* _TASK_
Transcribe every line exactly. Leave the pictures behind.

* _THE DATA_
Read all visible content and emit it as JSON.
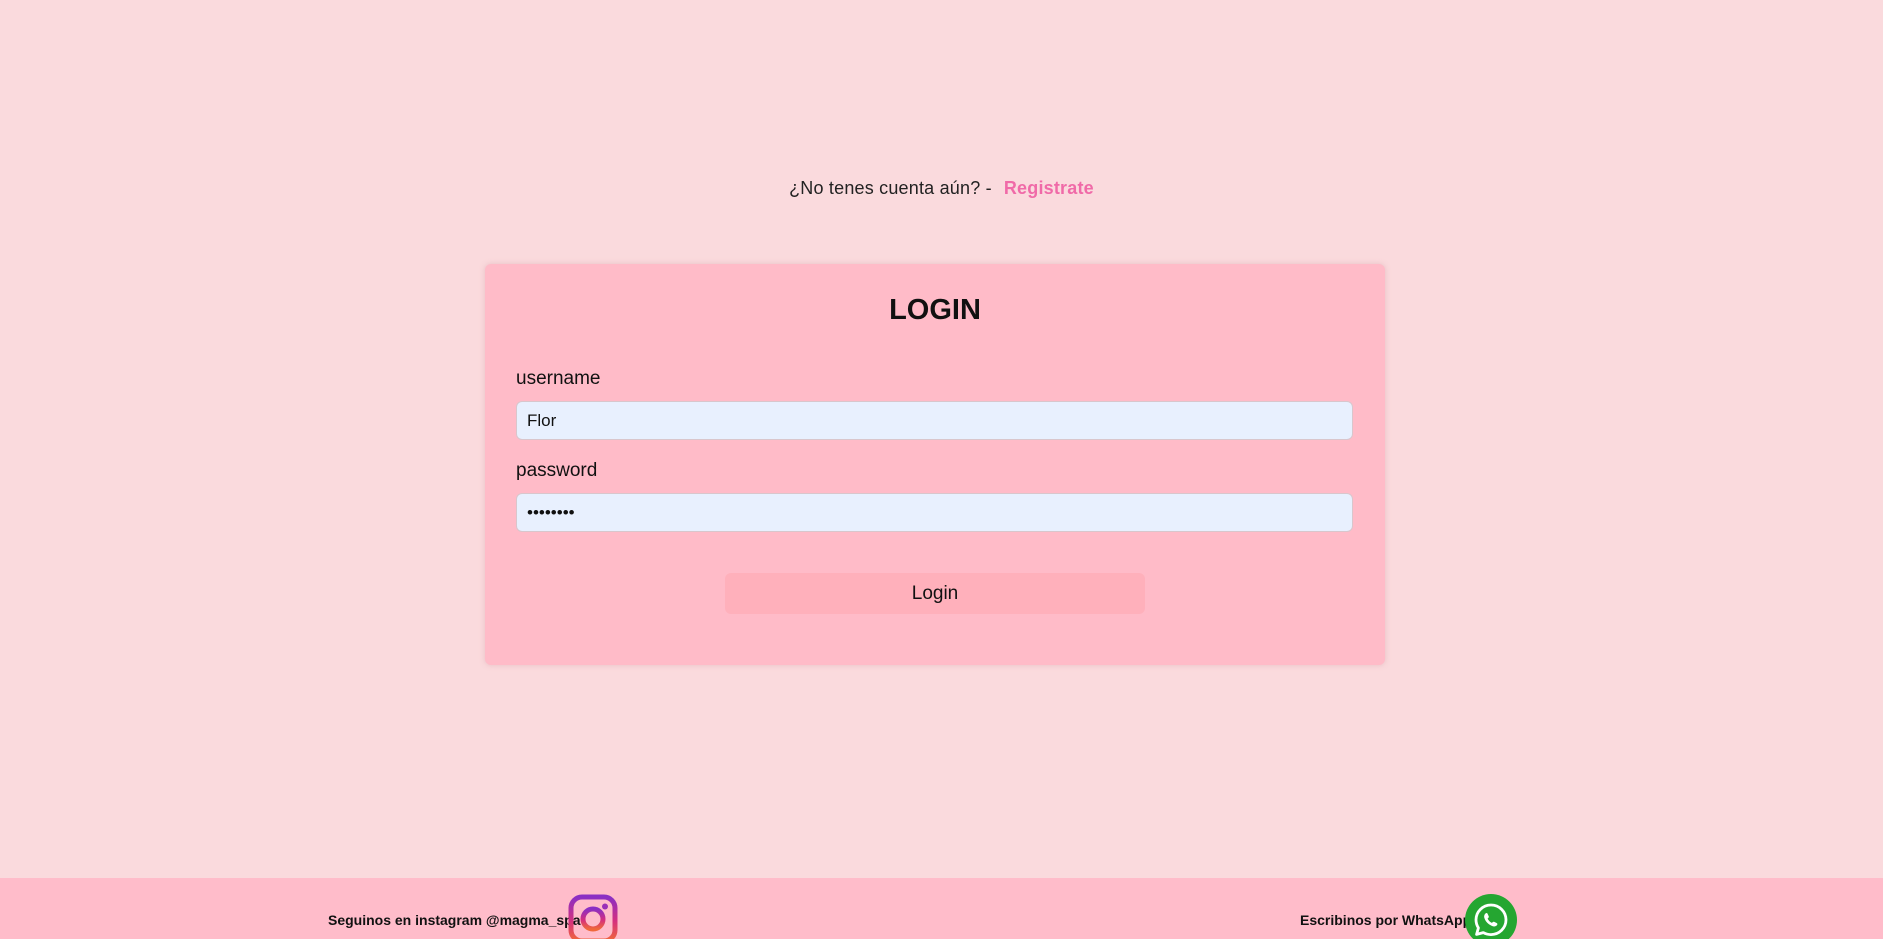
{
  "register": {
    "prompt": "¿No tenes cuenta aún? -",
    "link_label": "Registrate"
  },
  "login": {
    "title": "LOGIN",
    "username_label": "username",
    "username_value": "Flor",
    "password_label": "password",
    "password_value": "••••••••",
    "button_label": "Login"
  },
  "footer": {
    "instagram_text": "Seguinos en instagram @magma_spa",
    "instagram_icon": "instagram-icon",
    "whatsapp_text": "Escribinos por WhatsApp",
    "whatsapp_icon": "whatsapp-icon"
  },
  "colors": {
    "page_background": "#fadadd",
    "card_background": "#ffbbc8",
    "accent_link": "#f06aa8",
    "input_background": "#e8f0fe",
    "button_background": "#ffb0bb",
    "footer_background": "#ffbcca",
    "whatsapp_green": "#25a631"
  }
}
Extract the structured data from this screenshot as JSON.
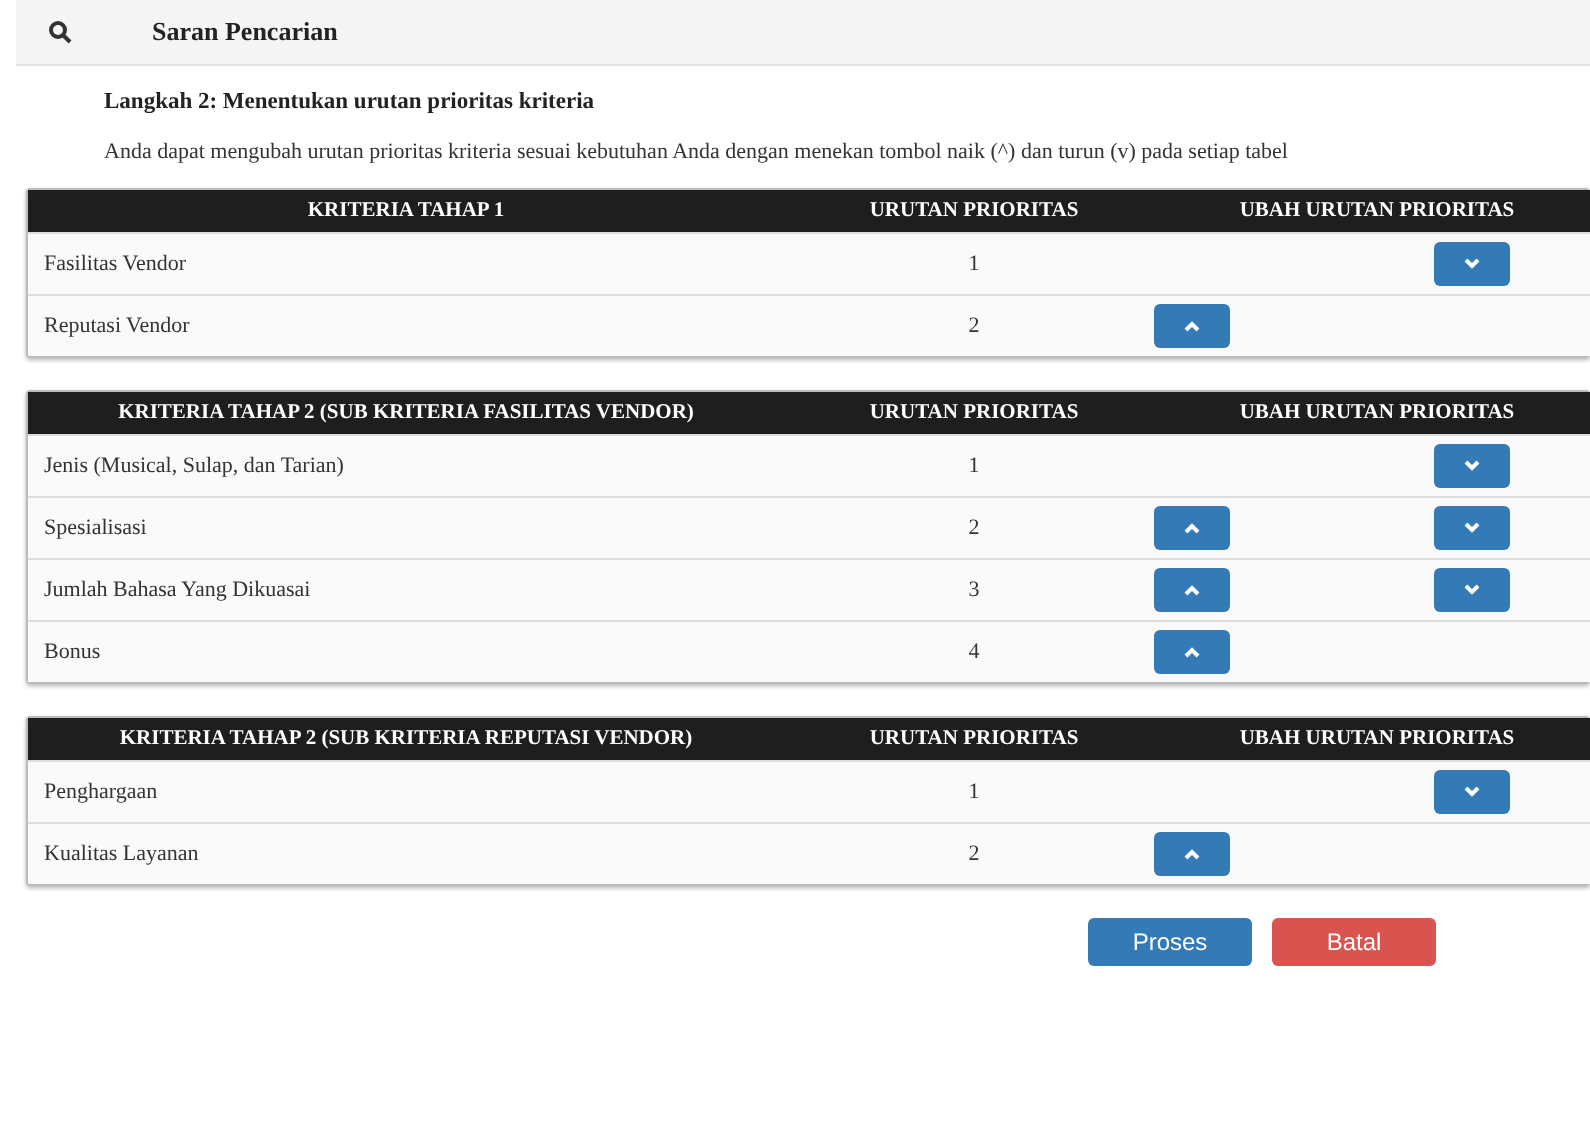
{
  "header": {
    "title": "Saran Pencarian"
  },
  "step_title": "Langkah 2: Menentukan urutan prioritas kriteria",
  "description": "Anda dapat mengubah urutan prioritas kriteria sesuai kebutuhan Anda dengan menekan tombol naik (^) dan turun (v) pada setiap tabel",
  "tables": [
    {
      "columns": [
        "KRITERIA TAHAP 1",
        "URUTAN PRIORITAS",
        "UBAH URUTAN PRIORITAS"
      ],
      "rows": [
        {
          "name": "Fasilitas Vendor",
          "priority": "1",
          "can_up": false,
          "can_down": true
        },
        {
          "name": "Reputasi Vendor",
          "priority": "2",
          "can_up": true,
          "can_down": false
        }
      ]
    },
    {
      "columns": [
        "KRITERIA TAHAP 2 (SUB KRITERIA FASILITAS VENDOR)",
        "URUTAN PRIORITAS",
        "UBAH URUTAN PRIORITAS"
      ],
      "rows": [
        {
          "name": "Jenis (Musical, Sulap, dan Tarian)",
          "priority": "1",
          "can_up": false,
          "can_down": true
        },
        {
          "name": "Spesialisasi",
          "priority": "2",
          "can_up": true,
          "can_down": true
        },
        {
          "name": "Jumlah Bahasa Yang Dikuasai",
          "priority": "3",
          "can_up": true,
          "can_down": true
        },
        {
          "name": "Bonus",
          "priority": "4",
          "can_up": true,
          "can_down": false
        }
      ]
    },
    {
      "columns": [
        "KRITERIA TAHAP 2 (SUB KRITERIA REPUTASI VENDOR)",
        "URUTAN PRIORITAS",
        "UBAH URUTAN PRIORITAS"
      ],
      "rows": [
        {
          "name": "Penghargaan",
          "priority": "1",
          "can_up": false,
          "can_down": true
        },
        {
          "name": "Kualitas Layanan",
          "priority": "2",
          "can_up": true,
          "can_down": false
        }
      ]
    }
  ],
  "buttons": [
    {
      "label": "Proses",
      "kind": "primary"
    },
    {
      "label": "Batal",
      "kind": "danger"
    }
  ]
}
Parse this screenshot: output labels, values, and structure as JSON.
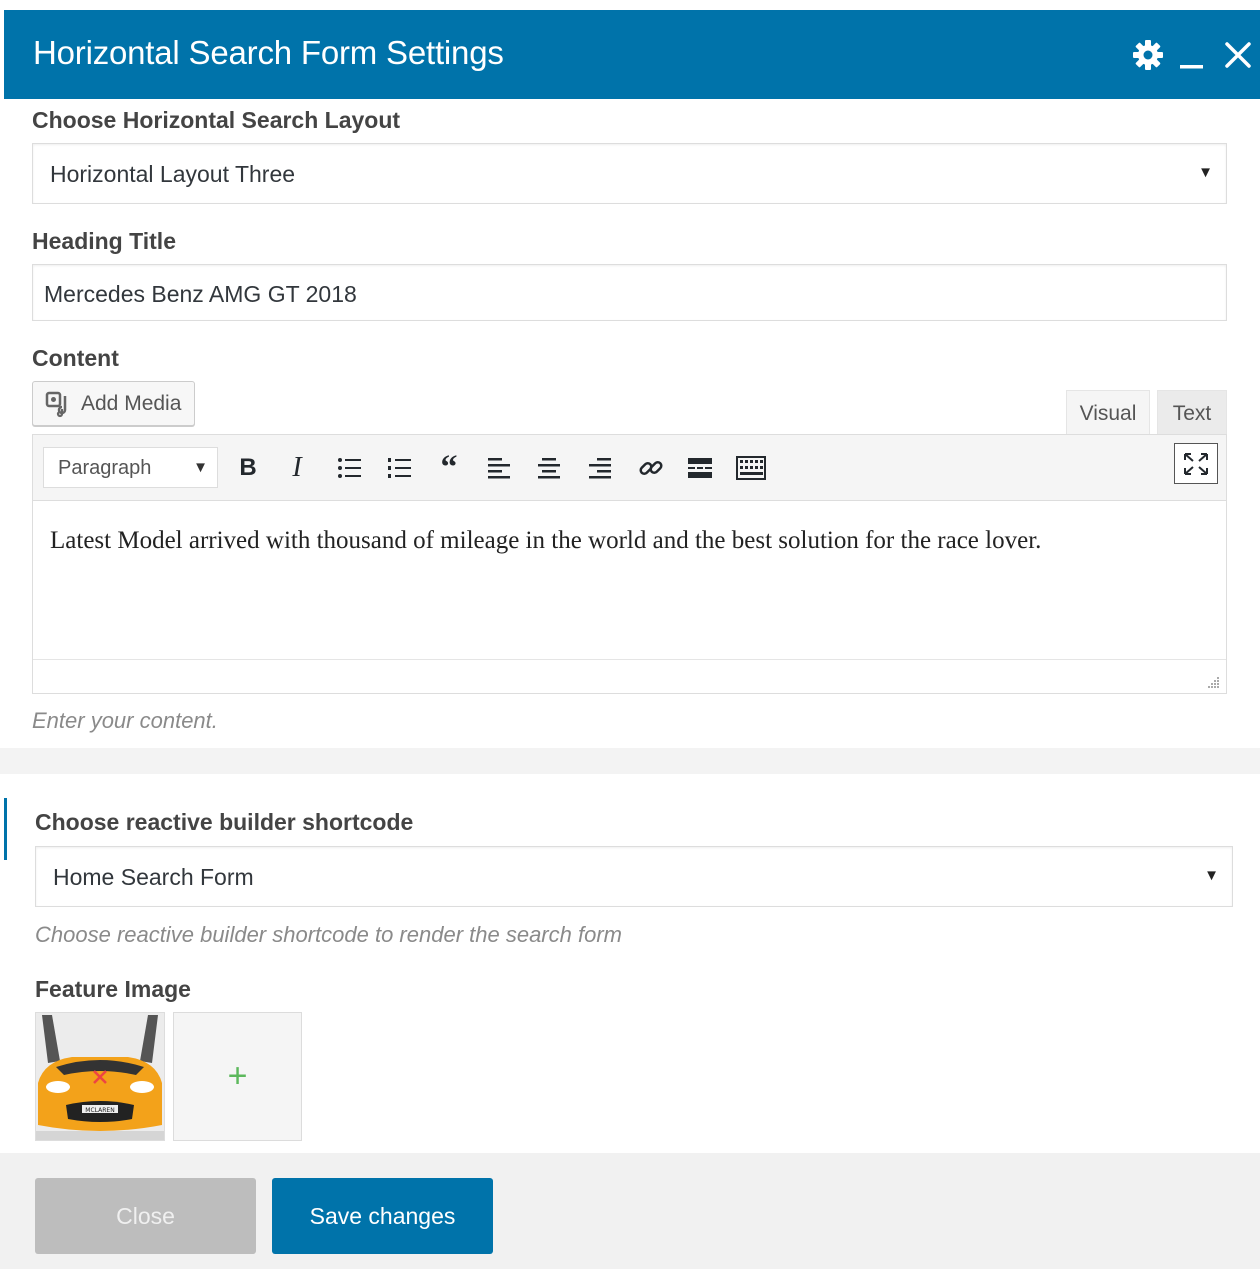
{
  "dialog": {
    "title": "Horizontal Search Form Settings",
    "icons": [
      "gear-icon",
      "minimize-icon",
      "close-icon"
    ]
  },
  "layout_field": {
    "label": "Choose Horizontal Search Layout",
    "value": "Horizontal Layout Three"
  },
  "heading_field": {
    "label": "Heading Title",
    "value": "Mercedes Benz AMG GT 2018"
  },
  "content_field": {
    "label": "Content",
    "add_media_label": "Add Media",
    "tabs": {
      "visual": "Visual",
      "text": "Text"
    },
    "format_value": "Paragraph",
    "body_text": "Latest Model arrived with thousand of mileage in the world and the best solution for the race lover.",
    "help": "Enter your content."
  },
  "shortcode_field": {
    "label": "Choose reactive builder shortcode",
    "value": "Home Search Form",
    "help": "Choose reactive builder shortcode to render the search form"
  },
  "feature_image": {
    "label": "Feature Image",
    "add_symbol": "+",
    "plate_text": "MCLAREN"
  },
  "footer": {
    "close_label": "Close",
    "save_label": "Save changes"
  },
  "colors": {
    "header_bg": "#0073aa",
    "primary_button": "#0073aa",
    "disabled_button": "#bdbdbd",
    "add_plus": "#5cb85c"
  }
}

* _OUTPUT BELOW_
Read all visible content and emit it as JSON.
{
  "register": {
    "prompt": "¿No tenes cuenta aún? -",
    "link_label": "Registrate"
  },
  "login": {
    "title": "LOGIN",
    "username_label": "username",
    "username_value": "Flor",
    "password_label": "password",
    "password_value": "••••••••",
    "button_label": "Login"
  },
  "footer": {
    "instagram_text": "Seguinos en instagram @magma_spa",
    "instagram_icon": "instagram-icon",
    "whatsapp_text": "Escribinos por WhatsApp",
    "whatsapp_icon": "whatsapp-icon"
  },
  "colors": {
    "page_background": "#fadadd",
    "card_background": "#ffbbc8",
    "accent_link": "#f06aa8",
    "input_background": "#e8f0fe",
    "button_background": "#ffb0bb",
    "footer_background": "#ffbcca",
    "whatsapp_green": "#25a631"
  }
}
Extract the structured data from this screenshot as JSON.
{
  "header": {
    "title": "Saran Pencarian"
  },
  "step_title": "Langkah 2: Menentukan urutan prioritas kriteria",
  "description": "Anda dapat mengubah urutan prioritas kriteria sesuai kebutuhan Anda dengan menekan tombol naik (^) dan turun (v) pada setiap tabel",
  "tables": [
    {
      "columns": [
        "KRITERIA TAHAP 1",
        "URUTAN PRIORITAS",
        "UBAH URUTAN PRIORITAS"
      ],
      "rows": [
        {
          "name": "Fasilitas Vendor",
          "priority": "1",
          "can_up": false,
          "can_down": true
        },
        {
          "name": "Reputasi Vendor",
          "priority": "2",
          "can_up": true,
          "can_down": false
        }
      ]
    },
    {
      "columns": [
        "KRITERIA TAHAP 2 (SUB KRITERIA FASILITAS VENDOR)",
        "URUTAN PRIORITAS",
        "UBAH URUTAN PRIORITAS"
      ],
      "rows": [
        {
          "name": "Jenis (Musical, Sulap, dan Tarian)",
          "priority": "1",
          "can_up": false,
          "can_down": true
        },
        {
          "name": "Spesialisasi",
          "priority": "2",
          "can_up": true,
          "can_down": true
        },
        {
          "name": "Jumlah Bahasa Yang Dikuasai",
          "priority": "3",
          "can_up": true,
          "can_down": true
        },
        {
          "name": "Bonus",
          "priority": "4",
          "can_up": true,
          "can_down": false
        }
      ]
    },
    {
      "columns": [
        "KRITERIA TAHAP 2 (SUB KRITERIA REPUTASI VENDOR)",
        "URUTAN PRIORITAS",
        "UBAH URUTAN PRIORITAS"
      ],
      "rows": [
        {
          "name": "Penghargaan",
          "priority": "1",
          "can_up": false,
          "can_down": true
        },
        {
          "name": "Kualitas Layanan",
          "priority": "2",
          "can_up": true,
          "can_down": false
        }
      ]
    }
  ],
  "buttons": [
    {
      "label": "Proses",
      "kind": "primary"
    },
    {
      "label": "Batal",
      "kind": "danger"
    }
  ]
}
Parse this screenshot: output labels, values, and structure as JSON.
{
  "dialog": {
    "title": "Horizontal Search Form Settings",
    "icons": [
      "gear-icon",
      "minimize-icon",
      "close-icon"
    ]
  },
  "layout_field": {
    "label": "Choose Horizontal Search Layout",
    "value": "Horizontal Layout Three"
  },
  "heading_field": {
    "label": "Heading Title",
    "value": "Mercedes Benz AMG GT 2018"
  },
  "content_field": {
    "label": "Content",
    "add_media_label": "Add Media",
    "tabs": {
      "visual": "Visual",
      "text": "Text"
    },
    "format_value": "Paragraph",
    "body_text": "Latest Model arrived with thousand of mileage in the world and the best solution for the race lover.",
    "help": "Enter your content."
  },
  "shortcode_field": {
    "label": "Choose reactive builder shortcode",
    "value": "Home Search Form",
    "help": "Choose reactive builder shortcode to render the search form"
  },
  "feature_image": {
    "label": "Feature Image",
    "add_symbol": "+",
    "plate_text": "MCLAREN"
  },
  "footer": {
    "close_label": "Close",
    "save_label": "Save changes"
  },
  "colors": {
    "header_bg": "#0073aa",
    "primary_button": "#0073aa",
    "disabled_button": "#bdbdbd",
    "add_plus": "#5cb85c"
  }
}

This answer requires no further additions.